**Selected extract**
Segment Open

PRISM: Differentially Private Synthetic Data with Structure-Aware Budget Allocation for Prediction
Amir Asiaee, Chao Yan, Zachary B. Abrams, Bradley A. Malin
TL;DR
PRISM introduces a prediction-centric approach to differentially private synthetic data by allocating the privacy budget toward predictive structure in three regimes: causal parents for robustness under shift, Markov blanket for graphical sufficiency in fixed distributions, and data-driven predictive feature selection when no structure is known. It formalizes this as an end-to-end pipeline that maps private data $D$ to a synthetic $ ilde{D}$ which downstream learners use to produce predictions, with a distributional surrogate based on the total variation distance to bound excess risk. The mechanism uses task-aware workload construction and a closed-form budget allocation to prioritize task-critical statistics, and it leverages Private-PGM for graphical-model-based synthesis. Empirically, PRISM shows improved predictive accuracy over generic DP syntheses, especially under distribution shift, and demonstrates competitive performance on the Adult dataset when targeting a single predictive task. This work enables practical, privacy-preserving data sharing tailored to downstream predictive goals, with principled guarantees and clear regime-based guidelines for feature targeting and budget allocation.

Segment Closed

**Record excerpts**
Segment Open

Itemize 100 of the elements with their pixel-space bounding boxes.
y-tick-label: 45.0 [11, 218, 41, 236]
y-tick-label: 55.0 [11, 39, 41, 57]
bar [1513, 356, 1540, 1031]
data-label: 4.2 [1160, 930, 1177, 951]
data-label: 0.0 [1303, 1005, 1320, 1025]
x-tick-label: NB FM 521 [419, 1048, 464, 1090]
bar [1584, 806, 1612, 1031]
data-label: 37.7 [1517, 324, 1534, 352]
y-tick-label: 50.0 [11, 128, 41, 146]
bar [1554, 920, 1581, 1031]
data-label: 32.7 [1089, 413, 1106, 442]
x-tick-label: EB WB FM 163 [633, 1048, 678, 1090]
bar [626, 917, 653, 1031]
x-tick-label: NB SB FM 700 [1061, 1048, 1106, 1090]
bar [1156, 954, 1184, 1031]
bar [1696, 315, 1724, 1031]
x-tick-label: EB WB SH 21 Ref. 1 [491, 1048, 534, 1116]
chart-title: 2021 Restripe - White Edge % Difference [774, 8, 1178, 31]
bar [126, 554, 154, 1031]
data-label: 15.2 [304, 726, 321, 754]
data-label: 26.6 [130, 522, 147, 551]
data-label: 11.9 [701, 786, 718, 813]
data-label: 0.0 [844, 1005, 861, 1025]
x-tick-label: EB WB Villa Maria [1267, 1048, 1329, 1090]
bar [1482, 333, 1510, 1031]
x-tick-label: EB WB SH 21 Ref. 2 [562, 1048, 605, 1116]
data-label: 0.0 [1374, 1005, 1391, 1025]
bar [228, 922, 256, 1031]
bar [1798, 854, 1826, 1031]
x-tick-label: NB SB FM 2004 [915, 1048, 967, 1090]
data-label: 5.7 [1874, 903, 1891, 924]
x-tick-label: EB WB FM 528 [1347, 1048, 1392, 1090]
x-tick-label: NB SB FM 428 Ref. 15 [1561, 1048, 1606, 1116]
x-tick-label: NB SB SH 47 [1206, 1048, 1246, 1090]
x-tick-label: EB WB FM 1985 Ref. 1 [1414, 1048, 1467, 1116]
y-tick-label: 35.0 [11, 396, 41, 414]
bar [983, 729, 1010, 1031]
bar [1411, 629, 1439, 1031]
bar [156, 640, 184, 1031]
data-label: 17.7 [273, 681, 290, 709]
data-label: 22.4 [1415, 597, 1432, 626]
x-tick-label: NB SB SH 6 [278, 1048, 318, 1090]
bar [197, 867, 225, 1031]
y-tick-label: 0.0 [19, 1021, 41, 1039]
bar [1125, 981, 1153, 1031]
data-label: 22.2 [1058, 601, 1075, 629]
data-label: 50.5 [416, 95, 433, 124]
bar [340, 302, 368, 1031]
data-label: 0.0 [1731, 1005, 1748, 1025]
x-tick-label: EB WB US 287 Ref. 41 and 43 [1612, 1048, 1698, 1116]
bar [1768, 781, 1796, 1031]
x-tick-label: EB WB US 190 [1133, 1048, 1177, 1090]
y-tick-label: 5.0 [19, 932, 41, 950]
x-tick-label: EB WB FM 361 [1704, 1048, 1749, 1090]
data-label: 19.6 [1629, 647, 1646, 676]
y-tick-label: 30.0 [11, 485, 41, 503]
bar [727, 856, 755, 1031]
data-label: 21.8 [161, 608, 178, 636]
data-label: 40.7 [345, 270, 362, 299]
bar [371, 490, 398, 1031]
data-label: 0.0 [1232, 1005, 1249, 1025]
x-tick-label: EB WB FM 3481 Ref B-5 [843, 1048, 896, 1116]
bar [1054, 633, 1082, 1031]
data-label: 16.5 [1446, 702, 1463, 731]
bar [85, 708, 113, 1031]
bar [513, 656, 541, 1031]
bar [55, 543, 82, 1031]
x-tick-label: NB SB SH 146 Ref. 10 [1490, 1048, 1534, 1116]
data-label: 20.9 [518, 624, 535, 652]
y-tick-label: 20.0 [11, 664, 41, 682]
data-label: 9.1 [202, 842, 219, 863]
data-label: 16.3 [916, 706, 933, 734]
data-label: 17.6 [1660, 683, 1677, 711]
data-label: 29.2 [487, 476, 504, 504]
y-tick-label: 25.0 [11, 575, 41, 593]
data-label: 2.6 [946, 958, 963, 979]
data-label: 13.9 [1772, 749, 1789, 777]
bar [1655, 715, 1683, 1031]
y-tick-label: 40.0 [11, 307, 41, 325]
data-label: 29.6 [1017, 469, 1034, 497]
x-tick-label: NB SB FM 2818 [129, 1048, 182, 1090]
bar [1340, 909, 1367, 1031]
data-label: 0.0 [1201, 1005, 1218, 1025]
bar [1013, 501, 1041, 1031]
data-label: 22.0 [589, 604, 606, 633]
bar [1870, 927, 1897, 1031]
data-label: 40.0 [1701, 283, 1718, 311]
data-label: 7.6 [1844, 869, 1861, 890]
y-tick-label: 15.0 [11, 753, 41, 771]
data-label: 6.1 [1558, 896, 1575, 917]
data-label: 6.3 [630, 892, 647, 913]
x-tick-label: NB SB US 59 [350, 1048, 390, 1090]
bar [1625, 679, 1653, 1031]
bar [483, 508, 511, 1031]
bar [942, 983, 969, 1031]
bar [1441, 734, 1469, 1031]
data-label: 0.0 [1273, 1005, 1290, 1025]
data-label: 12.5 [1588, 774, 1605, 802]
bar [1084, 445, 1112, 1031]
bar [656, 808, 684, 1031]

Segment Closed

**Activity 1**
Answer these questions about the PRISM summary above, one line each, marked (a), (b), (c):
(a) What does PRISM focus the privacy budget on when no structure is known?
(b) Which tool does PRISM use for graphical-model-based synthesis?
(c) On which dataset does PRISM show competitive performance when targeting a single predictive task?
**Activity 2**
Could you write what comes next in the PRISM summary, starting after its final sentence?

**Response box 1**
(a) Data-driven predictive feature selection.
(b) Private-PGM.
(c) The Adult dataset.

**Response box 2**
Abstract
Differential privacy (DP) provides a mathematical guarantee limiting what an adversary can learn about any individual from released data. However, achieving this protection typically requires adding noise, and noise can accumulate when many statistics are measured. Existing DP synthetic data methods treat all features symmetrically, spreading noise uniformly even when the data will serve a specific prediction task. We develop a prediction-centric approach operating in three regimes depending on available structural knowledge. In the causal regime, when the causal parents of $Y$ are known and distribution shift is expected, we target the parents for robustness. In the graphical regime, when a Bayesian network structure is available and the distribution is stable, the Markov blanket of $Y$ provides a sufficient feature set for optimal prediction. In the predictive regime, when no structural knowledge exists, we select features via differentially private methods without claiming to recover causal or graphical structure. We formalize this as PRISM, a mechanism that (i) identifies a predictive feature subset according to the appropriate regime, (ii) constructs targeted summary statistics, (iii) allocates budget to minimize an upper bound on prediction error, and (iv) synthesizes data via graphical-model inference. We prove end-to-end privacy guarantees and risk bounds. Empirically, task-aware allocation improves prediction accuracy compared to generic synthesizers. Under distribution shift, targeting causal parents achieves AUC $\approx 0.73$ while correlation-based selection collapses to chance ($\approx 0.49$).